Collected data entries:
○ ○ ○ ○
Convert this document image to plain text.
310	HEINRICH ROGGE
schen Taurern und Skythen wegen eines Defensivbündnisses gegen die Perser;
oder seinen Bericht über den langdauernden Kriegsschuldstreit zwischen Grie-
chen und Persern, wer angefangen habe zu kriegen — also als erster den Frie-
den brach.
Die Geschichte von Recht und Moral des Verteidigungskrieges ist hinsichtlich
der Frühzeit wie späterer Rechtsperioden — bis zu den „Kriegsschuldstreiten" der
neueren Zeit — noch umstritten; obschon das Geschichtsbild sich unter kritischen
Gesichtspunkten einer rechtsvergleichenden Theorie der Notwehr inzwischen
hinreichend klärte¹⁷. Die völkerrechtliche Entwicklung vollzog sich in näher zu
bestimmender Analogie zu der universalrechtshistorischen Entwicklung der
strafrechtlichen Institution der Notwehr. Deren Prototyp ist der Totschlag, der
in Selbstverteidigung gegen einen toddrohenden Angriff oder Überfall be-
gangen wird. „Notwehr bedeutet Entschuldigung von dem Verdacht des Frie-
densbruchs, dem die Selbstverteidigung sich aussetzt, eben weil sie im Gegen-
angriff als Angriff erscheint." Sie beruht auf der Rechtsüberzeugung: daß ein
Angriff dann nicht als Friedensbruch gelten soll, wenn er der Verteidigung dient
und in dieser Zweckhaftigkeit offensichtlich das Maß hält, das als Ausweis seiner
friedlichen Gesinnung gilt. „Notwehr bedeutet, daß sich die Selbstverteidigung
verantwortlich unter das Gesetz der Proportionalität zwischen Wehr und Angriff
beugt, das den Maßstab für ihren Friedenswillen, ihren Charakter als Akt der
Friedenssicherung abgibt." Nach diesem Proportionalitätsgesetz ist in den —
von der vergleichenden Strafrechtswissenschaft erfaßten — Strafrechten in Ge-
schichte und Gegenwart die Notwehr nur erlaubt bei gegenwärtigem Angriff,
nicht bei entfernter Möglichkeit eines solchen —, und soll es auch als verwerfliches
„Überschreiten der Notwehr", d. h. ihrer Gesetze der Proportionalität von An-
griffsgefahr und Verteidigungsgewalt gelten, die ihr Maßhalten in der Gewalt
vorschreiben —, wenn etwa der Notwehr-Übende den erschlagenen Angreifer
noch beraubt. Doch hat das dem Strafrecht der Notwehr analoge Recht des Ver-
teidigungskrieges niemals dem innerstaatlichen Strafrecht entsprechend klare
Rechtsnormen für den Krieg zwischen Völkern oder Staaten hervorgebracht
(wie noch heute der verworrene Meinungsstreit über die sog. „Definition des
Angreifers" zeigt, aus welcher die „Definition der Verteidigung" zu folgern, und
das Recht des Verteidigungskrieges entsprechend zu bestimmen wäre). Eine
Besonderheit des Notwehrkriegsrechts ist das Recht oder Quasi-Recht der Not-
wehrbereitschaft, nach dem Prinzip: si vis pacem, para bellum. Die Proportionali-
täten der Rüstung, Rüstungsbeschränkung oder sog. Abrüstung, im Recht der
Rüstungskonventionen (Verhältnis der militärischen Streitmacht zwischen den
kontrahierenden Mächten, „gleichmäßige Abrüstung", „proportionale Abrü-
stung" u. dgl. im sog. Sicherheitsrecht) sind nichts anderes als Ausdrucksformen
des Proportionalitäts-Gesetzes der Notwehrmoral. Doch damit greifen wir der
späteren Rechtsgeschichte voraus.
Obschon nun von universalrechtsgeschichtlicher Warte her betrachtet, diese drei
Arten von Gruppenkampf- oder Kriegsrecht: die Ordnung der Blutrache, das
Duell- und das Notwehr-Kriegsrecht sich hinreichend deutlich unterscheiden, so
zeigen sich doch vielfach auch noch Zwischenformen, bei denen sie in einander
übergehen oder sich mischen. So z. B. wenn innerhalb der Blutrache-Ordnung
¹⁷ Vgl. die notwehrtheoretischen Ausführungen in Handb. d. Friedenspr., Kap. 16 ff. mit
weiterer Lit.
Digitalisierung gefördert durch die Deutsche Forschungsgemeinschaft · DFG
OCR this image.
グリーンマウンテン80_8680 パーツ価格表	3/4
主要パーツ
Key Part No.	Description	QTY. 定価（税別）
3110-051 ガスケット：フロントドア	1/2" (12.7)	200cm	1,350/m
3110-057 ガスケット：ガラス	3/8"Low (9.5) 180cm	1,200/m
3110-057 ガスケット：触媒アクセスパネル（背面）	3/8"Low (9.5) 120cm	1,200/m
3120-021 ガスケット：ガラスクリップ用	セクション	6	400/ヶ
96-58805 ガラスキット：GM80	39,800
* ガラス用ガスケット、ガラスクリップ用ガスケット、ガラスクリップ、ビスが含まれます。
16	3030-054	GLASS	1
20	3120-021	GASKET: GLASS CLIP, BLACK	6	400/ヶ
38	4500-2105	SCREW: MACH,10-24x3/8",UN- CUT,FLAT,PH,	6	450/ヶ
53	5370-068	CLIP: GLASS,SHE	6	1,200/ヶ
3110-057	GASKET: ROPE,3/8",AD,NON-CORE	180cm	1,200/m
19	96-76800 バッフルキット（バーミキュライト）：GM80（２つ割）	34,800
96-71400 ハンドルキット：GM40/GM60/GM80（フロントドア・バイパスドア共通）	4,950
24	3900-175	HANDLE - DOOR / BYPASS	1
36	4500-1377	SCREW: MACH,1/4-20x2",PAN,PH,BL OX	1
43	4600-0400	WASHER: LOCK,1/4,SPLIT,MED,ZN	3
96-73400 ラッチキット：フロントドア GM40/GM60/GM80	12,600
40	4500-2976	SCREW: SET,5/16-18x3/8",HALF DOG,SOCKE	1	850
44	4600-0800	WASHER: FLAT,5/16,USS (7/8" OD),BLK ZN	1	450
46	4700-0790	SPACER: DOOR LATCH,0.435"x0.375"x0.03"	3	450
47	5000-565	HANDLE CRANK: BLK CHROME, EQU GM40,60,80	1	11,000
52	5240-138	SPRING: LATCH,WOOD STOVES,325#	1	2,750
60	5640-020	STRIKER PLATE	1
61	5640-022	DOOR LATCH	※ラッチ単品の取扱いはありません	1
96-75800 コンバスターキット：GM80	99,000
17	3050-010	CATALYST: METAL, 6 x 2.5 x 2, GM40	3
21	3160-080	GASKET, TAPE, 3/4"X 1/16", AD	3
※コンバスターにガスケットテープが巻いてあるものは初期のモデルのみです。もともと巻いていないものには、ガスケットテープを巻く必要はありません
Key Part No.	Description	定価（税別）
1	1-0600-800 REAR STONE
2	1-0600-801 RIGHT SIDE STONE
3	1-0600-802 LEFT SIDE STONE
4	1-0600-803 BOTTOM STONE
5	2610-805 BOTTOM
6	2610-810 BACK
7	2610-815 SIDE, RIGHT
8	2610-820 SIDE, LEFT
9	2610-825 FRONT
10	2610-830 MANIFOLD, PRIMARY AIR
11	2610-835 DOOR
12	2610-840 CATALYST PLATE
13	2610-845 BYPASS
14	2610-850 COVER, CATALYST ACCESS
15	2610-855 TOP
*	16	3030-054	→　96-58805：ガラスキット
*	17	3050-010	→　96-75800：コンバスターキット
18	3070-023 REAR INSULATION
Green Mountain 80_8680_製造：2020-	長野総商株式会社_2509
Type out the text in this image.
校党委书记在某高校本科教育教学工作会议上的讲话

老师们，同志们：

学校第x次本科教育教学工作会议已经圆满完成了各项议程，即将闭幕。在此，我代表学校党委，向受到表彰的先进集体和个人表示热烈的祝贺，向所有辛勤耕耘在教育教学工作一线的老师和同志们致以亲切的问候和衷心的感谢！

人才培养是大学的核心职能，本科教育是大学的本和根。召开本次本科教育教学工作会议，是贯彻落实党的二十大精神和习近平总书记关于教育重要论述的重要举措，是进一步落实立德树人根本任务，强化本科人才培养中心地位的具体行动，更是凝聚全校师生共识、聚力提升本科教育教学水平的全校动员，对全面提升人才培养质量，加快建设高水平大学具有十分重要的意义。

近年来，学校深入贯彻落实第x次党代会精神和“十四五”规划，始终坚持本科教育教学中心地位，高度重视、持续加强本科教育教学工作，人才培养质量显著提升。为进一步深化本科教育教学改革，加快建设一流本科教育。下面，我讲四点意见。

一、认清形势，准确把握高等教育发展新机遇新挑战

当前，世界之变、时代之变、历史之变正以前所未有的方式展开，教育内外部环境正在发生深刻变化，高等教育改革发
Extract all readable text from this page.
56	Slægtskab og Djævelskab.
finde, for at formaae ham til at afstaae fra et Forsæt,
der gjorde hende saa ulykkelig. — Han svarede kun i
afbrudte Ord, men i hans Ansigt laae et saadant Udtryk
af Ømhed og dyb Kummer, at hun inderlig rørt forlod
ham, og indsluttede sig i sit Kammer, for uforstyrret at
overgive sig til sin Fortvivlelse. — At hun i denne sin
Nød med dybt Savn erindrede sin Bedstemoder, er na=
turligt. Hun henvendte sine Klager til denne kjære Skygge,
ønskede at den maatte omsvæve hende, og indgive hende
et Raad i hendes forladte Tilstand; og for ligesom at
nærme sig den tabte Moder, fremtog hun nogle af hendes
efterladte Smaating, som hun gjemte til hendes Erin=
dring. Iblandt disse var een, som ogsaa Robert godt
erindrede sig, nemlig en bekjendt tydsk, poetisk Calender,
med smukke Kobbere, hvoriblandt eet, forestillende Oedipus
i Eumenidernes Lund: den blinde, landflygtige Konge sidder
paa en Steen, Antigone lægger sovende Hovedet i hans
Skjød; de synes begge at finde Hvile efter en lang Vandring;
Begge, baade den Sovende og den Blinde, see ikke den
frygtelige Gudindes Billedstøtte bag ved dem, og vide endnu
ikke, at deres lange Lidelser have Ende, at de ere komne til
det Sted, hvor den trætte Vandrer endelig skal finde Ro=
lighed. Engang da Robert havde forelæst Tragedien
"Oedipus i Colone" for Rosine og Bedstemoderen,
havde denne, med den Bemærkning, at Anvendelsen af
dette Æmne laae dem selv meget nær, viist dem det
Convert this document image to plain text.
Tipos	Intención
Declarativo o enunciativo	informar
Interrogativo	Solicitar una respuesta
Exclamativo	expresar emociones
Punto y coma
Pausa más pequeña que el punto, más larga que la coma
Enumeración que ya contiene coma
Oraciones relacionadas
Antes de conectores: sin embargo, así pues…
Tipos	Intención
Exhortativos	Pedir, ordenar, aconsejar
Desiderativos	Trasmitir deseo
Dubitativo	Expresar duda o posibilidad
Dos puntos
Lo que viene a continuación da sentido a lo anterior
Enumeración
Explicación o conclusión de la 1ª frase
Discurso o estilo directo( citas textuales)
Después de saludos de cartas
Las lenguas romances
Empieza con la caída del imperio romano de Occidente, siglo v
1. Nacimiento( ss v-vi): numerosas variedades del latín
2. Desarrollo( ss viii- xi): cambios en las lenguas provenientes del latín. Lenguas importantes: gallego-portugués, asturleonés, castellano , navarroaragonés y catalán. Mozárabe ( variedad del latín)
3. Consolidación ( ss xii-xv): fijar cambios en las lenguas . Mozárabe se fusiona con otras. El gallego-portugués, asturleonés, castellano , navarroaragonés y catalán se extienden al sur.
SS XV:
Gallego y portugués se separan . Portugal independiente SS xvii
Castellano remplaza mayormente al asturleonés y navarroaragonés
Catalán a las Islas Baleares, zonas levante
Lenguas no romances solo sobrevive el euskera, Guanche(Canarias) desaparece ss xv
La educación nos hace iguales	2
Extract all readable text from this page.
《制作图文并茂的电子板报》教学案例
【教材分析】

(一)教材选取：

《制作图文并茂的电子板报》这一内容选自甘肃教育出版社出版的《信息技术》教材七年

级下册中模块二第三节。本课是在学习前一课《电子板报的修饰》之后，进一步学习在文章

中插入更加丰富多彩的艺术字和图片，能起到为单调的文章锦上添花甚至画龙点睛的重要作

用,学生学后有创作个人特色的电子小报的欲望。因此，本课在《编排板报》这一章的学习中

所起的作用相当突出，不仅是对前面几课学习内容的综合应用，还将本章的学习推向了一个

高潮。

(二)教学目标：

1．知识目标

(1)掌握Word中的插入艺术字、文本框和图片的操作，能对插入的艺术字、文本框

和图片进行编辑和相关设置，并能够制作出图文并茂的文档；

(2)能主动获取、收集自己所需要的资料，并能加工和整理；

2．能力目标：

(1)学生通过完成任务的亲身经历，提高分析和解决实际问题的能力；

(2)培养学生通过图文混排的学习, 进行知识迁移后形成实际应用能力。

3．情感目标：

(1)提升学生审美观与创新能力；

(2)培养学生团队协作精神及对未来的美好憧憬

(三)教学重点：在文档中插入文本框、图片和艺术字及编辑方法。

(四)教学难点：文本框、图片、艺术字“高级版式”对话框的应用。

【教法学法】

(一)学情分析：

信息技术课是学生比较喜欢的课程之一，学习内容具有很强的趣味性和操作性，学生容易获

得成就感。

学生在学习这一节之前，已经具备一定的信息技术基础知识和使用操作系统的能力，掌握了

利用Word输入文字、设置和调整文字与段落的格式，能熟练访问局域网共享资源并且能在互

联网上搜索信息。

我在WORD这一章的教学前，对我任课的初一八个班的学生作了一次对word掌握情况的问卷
○ ○ ○ ○
From the entries, copy out each line containing the word "latín".

• **OUTPUT FOR THIS TASK**
1. Nacimiento( ss v-vi): numerosas variedades del latín
2. Desarrollo( ss viii- xi): cambios en las lenguas provenientes del latín. Lenguas importantes: gallego-portugués, asturleonés, castellano , navarroaragonés y catalán. Mozárabe ( variedad del latín)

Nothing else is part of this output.